*Records for this task*

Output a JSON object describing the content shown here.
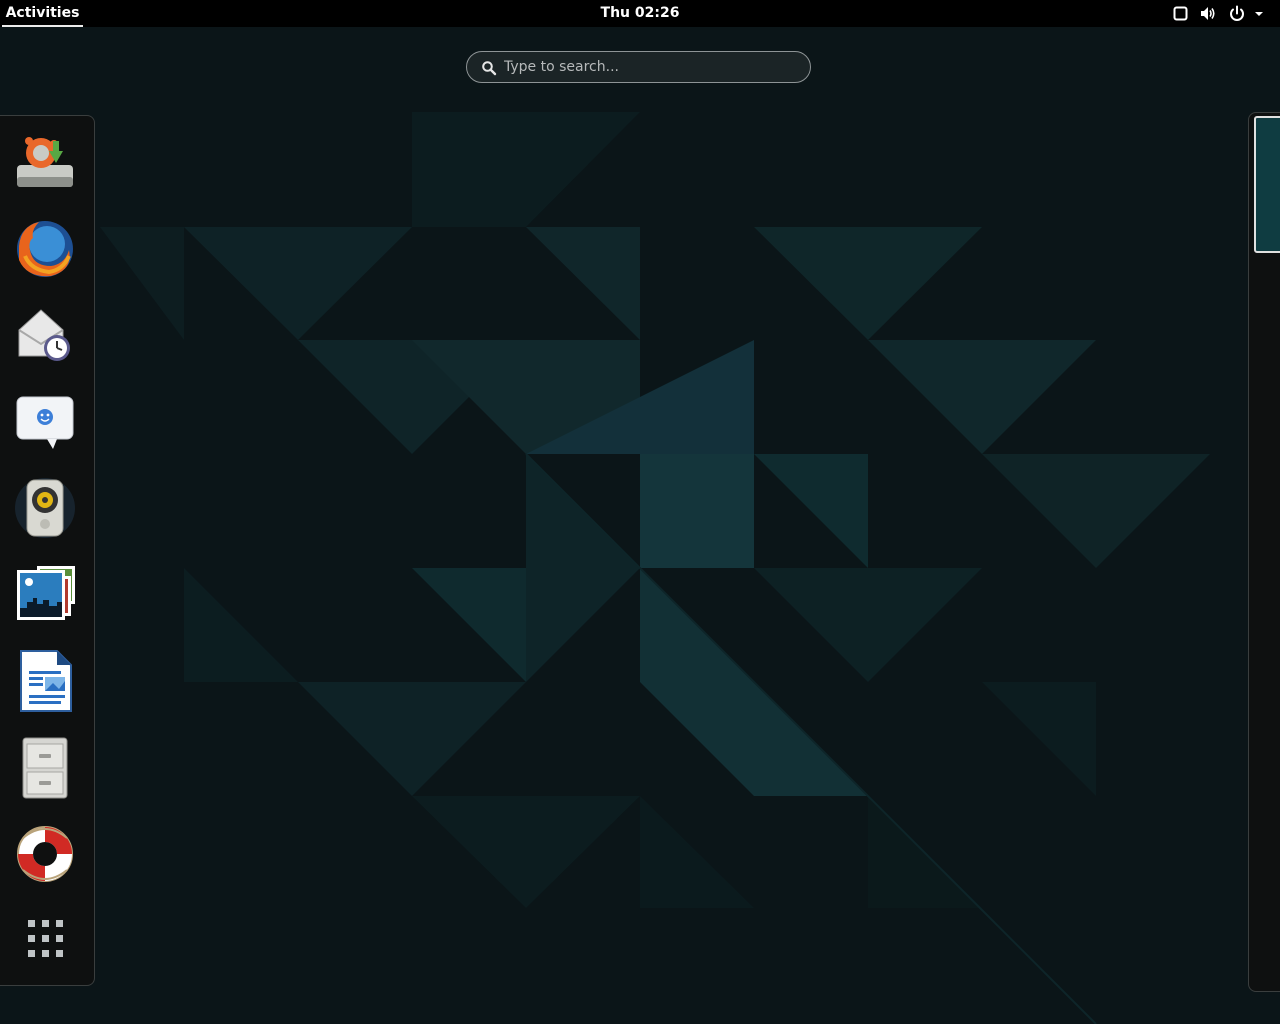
{
  "topbar": {
    "activities_label": "Activities",
    "clock": "Thu 02:26",
    "tray_icons": [
      "screen-icon",
      "volume-icon",
      "power-icon",
      "dropdown-arrow-icon"
    ]
  },
  "search": {
    "placeholder": "Type to search..."
  },
  "dash": {
    "items": [
      {
        "name": "software-updater",
        "icon": "software-updater-icon"
      },
      {
        "name": "firefox",
        "icon": "firefox-icon"
      },
      {
        "name": "evolution-mail",
        "icon": "mail-clock-icon"
      },
      {
        "name": "empathy-chat",
        "icon": "chat-bubble-icon"
      },
      {
        "name": "rhythmbox",
        "icon": "speaker-icon"
      },
      {
        "name": "shotwell",
        "icon": "photos-icon"
      },
      {
        "name": "libreoffice-writer",
        "icon": "document-icon"
      },
      {
        "name": "files",
        "icon": "file-cabinet-icon"
      },
      {
        "name": "help",
        "icon": "lifebuoy-icon"
      },
      {
        "name": "show-applications",
        "icon": "app-grid-icon"
      }
    ]
  },
  "colors": {
    "background": "#0b1518",
    "panel": "#000000",
    "accent": "#0f3c41"
  }
}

*To be done*
Which lines of the material contain the string "mail"? List each of them.

*Answer to the task*
        "name": "evolution-mail",
        "icon": "mail-clock-icon"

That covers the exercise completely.